INSTRUCTIONS FOR THE TASK | Quote all of the data exactly as given. Skip every picture it contains.

Stored records:
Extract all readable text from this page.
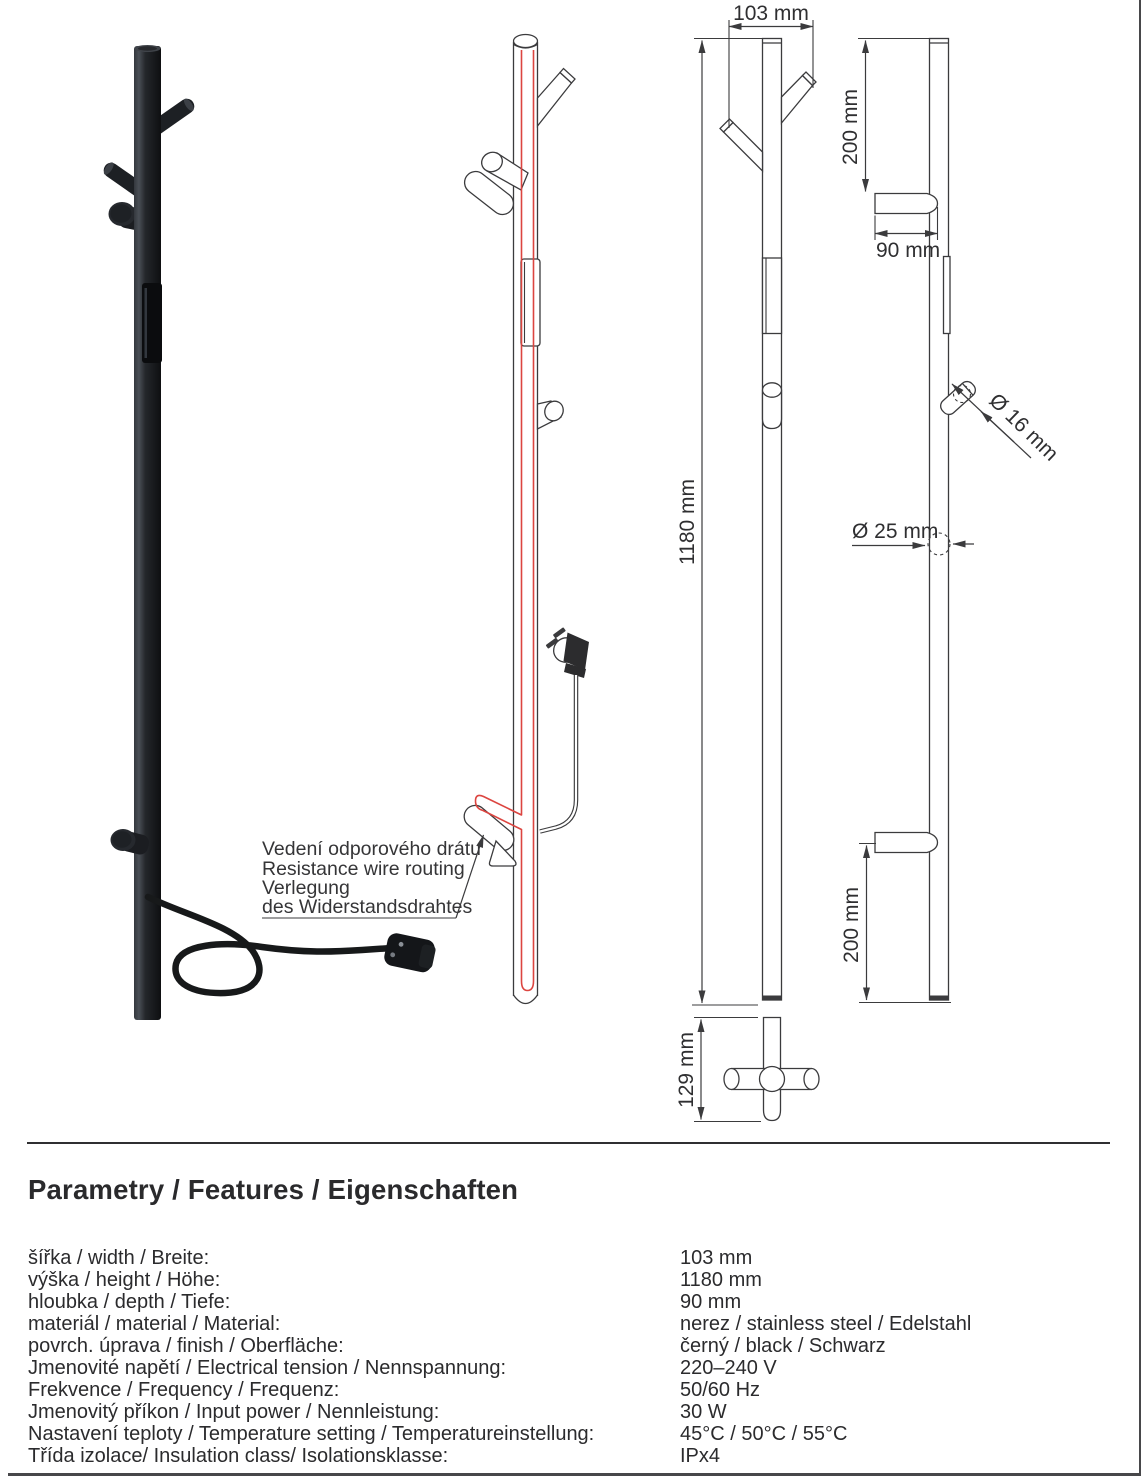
Vedení odporového drátu
Resistance wire routing
Verlegung
des Widerstandsdrahtes
103 mm
1180 mm
129 mm
200 mm
90 mm
Ø 16 mm
Ø 25 mm
200 mm
Parametry / Features / Eigenschaften
šířka / width / Breite:	103 mm
výška / height / Höhe:	1180 mm
hloubka / depth / Tiefe:	90 mm
materiál / material / Material:	nerez / stainless steel / Edelstahl
povrch. úprava / finish / Oberfläche:	černý / black / Schwarz
Jmenovité napětí / Electrical tension / Nennspannung:	220–240 V
Frekvence / Frequency / Frequenz:	50/60 Hz
Jmenovitý příkon / Input power / Nennleistung:	30 W
Nastavení teploty / Temperature setting / Temperatureinstellung:	45°C / 50°C / 55°C
Třída izolace/ Insulation class/ Isolationsklasse:	IPx4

SOLUTION TO THE EXERCISE |
Extract all readable text from this page.
Vedení odporového drátu
Resistance wire routing
Verlegung
des Widerstandsdrahtes
103 mm
1180 mm
129 mm
200 mm
90 mm
Ø 16 mm
Ø 25 mm
200 mm
Parametry / Features / Eigenschaften
šířka / width / Breite:	103 mm
výška / height / Höhe:	1180 mm
hloubka / depth / Tiefe:	90 mm
materiál / material / Material:	nerez / stainless steel / Edelstahl
povrch. úprava / finish / Oberfläche:	černý / black / Schwarz
Jmenovité napětí / Electrical tension / Nennspannung:	220–240 V
Frekvence / Frequency / Frequenz:	50/60 Hz
Jmenovitý příkon / Input power / Nennleistung:	30 W
Nastavení teploty / Temperature setting / Temperatureinstellung:	45°C / 50°C / 55°C
Třída izolace/ Insulation class/ Isolationsklasse:	IPx4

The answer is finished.